Recorded data:
☆ ☆ ☆ ☆

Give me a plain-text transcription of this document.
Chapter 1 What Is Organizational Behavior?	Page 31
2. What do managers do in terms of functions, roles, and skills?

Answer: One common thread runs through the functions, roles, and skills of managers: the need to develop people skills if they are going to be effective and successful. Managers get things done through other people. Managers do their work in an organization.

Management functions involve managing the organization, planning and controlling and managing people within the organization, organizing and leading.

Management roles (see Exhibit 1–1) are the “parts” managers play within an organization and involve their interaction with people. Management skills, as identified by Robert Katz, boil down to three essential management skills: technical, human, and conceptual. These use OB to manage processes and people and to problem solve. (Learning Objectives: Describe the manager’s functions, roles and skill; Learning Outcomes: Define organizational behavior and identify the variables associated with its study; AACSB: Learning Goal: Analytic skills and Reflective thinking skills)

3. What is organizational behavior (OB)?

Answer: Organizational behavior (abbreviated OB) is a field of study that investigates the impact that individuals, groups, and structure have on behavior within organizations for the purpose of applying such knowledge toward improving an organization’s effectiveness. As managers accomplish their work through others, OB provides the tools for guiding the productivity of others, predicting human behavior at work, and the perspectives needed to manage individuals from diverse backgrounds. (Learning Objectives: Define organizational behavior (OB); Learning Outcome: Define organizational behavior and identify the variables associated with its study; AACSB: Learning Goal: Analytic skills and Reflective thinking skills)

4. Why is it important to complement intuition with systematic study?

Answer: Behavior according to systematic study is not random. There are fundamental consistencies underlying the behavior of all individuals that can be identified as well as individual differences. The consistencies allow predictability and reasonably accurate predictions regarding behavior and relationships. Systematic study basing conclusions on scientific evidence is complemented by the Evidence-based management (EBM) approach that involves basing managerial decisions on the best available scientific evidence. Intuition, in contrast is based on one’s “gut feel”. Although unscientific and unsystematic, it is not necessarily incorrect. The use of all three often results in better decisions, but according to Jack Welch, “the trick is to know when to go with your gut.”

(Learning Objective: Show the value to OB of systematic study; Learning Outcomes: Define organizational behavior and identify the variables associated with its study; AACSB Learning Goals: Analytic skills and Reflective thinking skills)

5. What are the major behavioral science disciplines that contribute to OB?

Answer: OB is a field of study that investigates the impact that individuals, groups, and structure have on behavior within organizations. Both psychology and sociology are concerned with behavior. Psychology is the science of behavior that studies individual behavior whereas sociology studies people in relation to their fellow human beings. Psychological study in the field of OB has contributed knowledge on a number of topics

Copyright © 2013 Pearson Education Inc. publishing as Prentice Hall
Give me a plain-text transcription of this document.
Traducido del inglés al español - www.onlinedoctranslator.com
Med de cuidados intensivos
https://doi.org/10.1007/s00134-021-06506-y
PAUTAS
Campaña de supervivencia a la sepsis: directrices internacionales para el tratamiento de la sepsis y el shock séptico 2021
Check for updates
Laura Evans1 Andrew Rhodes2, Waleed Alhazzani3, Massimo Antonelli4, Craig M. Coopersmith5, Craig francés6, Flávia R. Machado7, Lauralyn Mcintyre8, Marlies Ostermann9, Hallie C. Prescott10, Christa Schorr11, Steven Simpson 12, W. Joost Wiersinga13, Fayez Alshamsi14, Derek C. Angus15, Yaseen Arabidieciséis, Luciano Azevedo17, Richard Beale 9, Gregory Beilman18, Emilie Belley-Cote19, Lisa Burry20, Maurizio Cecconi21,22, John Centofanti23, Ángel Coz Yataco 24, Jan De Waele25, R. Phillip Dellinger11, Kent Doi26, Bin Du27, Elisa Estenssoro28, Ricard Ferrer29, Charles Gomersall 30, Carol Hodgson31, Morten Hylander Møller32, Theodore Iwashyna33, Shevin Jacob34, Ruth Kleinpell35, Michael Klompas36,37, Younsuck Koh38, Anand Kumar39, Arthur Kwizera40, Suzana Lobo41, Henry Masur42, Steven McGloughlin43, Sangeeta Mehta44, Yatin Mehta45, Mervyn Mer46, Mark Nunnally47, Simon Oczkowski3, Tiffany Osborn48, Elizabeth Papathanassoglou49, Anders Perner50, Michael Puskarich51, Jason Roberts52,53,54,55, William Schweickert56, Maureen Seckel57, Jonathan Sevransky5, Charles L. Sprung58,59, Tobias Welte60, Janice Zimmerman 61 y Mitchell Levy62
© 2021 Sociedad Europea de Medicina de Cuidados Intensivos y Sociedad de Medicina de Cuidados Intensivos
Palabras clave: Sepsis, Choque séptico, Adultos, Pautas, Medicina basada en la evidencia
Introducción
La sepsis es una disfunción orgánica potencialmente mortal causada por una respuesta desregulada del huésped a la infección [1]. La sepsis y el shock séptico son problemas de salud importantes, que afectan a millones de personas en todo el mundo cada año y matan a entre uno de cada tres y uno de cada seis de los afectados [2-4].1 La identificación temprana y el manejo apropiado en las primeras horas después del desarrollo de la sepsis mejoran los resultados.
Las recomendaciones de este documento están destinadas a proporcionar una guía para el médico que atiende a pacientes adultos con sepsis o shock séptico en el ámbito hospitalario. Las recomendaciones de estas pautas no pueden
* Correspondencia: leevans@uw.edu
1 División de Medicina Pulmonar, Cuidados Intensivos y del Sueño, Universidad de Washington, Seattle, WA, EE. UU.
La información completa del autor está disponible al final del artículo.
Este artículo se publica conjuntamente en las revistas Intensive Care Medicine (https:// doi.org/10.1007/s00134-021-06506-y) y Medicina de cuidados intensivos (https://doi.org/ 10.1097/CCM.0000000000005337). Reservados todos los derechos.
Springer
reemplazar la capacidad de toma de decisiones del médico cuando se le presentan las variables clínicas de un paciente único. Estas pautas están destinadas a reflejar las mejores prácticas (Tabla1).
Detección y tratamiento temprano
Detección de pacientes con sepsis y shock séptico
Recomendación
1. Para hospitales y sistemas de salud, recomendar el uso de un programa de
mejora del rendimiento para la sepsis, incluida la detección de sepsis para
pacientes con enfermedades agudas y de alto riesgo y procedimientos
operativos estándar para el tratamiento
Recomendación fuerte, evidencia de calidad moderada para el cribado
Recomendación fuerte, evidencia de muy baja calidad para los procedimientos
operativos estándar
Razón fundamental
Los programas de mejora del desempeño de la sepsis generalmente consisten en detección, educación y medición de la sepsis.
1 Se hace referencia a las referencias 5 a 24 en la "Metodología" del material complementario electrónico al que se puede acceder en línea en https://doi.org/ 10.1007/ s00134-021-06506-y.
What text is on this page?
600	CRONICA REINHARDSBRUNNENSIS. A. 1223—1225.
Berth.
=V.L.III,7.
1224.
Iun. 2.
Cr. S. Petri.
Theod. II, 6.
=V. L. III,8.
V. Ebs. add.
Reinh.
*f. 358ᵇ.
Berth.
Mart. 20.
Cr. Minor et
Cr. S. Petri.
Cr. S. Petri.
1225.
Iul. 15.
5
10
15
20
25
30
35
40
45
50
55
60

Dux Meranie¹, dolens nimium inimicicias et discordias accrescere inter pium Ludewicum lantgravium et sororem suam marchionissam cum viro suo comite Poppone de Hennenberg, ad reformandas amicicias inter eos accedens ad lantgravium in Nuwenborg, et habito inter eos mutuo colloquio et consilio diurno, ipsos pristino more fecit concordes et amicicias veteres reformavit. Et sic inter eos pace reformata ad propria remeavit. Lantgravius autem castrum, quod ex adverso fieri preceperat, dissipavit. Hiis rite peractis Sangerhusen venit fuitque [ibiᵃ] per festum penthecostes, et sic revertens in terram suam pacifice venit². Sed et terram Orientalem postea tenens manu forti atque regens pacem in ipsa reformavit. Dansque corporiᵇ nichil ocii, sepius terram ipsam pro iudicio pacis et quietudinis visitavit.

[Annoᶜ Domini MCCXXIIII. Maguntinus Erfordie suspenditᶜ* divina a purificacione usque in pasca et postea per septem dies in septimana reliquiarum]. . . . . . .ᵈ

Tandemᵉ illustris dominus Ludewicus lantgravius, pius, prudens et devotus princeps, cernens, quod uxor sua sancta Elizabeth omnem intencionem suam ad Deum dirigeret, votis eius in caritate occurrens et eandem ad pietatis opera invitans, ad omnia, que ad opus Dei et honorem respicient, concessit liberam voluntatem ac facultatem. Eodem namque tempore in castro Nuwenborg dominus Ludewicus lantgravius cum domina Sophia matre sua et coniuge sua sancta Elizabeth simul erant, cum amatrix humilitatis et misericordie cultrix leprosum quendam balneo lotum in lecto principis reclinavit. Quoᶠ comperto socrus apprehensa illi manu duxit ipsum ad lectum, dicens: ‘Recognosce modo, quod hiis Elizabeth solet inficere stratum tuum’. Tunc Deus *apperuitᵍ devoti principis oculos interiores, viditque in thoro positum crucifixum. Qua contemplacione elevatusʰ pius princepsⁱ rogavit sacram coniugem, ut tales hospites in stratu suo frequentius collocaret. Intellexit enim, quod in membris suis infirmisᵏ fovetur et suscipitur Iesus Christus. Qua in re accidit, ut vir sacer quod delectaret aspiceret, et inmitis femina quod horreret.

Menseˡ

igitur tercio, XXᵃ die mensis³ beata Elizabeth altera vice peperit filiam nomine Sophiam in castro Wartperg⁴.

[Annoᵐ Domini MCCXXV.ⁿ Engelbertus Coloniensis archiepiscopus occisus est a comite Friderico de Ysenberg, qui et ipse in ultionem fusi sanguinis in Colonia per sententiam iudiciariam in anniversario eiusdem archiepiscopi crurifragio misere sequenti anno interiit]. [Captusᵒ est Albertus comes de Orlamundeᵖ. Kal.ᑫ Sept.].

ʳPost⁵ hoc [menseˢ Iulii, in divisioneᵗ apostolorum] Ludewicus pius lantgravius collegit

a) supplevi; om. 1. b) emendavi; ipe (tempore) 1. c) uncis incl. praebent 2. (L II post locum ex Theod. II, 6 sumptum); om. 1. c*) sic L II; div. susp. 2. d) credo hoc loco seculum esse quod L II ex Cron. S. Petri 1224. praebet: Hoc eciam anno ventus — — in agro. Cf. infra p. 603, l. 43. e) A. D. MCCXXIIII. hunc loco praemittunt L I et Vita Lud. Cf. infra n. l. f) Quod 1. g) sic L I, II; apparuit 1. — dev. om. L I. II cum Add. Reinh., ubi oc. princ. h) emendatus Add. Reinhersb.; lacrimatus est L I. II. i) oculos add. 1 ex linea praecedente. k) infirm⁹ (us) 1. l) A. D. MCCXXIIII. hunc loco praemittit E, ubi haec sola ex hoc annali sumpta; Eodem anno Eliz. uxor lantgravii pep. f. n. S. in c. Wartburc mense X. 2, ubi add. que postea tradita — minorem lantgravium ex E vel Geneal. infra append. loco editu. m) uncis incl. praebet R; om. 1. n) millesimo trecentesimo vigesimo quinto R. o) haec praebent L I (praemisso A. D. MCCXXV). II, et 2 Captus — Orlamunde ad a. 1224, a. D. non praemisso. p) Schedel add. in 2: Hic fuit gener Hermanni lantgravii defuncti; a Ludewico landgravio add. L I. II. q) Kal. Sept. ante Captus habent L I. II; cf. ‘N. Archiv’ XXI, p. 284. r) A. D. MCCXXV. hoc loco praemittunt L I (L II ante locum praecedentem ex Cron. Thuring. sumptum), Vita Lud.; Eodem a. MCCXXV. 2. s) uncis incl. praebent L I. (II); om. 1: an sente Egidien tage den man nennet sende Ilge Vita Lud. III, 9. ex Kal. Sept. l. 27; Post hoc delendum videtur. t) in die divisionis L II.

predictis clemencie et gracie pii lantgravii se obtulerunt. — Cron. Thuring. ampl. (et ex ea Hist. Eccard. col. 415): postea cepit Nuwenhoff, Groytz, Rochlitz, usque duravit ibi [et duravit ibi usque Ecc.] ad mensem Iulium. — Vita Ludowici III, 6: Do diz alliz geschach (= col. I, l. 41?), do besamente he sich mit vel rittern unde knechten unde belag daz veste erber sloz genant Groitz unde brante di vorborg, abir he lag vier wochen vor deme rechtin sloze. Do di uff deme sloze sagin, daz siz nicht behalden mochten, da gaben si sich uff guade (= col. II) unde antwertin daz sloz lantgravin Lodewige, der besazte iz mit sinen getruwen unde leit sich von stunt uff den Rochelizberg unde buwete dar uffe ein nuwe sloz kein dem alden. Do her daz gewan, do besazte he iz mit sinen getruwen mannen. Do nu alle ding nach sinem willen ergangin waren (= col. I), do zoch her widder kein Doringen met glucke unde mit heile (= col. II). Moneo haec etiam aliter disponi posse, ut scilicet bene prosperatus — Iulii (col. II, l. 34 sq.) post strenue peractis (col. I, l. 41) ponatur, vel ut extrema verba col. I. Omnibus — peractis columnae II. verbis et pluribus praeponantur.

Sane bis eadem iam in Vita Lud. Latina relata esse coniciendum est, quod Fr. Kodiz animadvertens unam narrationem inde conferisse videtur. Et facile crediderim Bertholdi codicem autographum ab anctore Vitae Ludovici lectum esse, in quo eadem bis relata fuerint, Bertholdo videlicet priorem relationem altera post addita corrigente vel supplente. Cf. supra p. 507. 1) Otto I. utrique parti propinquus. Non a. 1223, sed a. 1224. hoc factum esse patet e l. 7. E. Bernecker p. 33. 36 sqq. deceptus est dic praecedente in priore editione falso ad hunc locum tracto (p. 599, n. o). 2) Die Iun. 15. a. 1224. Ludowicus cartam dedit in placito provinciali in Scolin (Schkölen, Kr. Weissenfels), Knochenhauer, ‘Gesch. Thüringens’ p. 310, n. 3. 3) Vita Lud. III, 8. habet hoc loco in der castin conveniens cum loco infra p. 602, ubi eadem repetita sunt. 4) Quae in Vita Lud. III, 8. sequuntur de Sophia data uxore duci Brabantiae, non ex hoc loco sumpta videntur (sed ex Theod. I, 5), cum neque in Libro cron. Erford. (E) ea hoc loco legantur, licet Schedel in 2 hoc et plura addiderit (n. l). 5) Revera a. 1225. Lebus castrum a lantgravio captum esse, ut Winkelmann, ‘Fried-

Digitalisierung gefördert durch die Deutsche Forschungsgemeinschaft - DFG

☆ ☆ ☆ ☆

▶ WORK INSTRUCTIONS: In the records above, locate the lines holding the word "procedimientos". Copy each of them.

▶ CORRECT OUTPUT:
pacientes con enfermedades agudas y de alto riesgo y procedimientos
Recomendación fuerte, evidencia de muy baja calidad para los procedimientos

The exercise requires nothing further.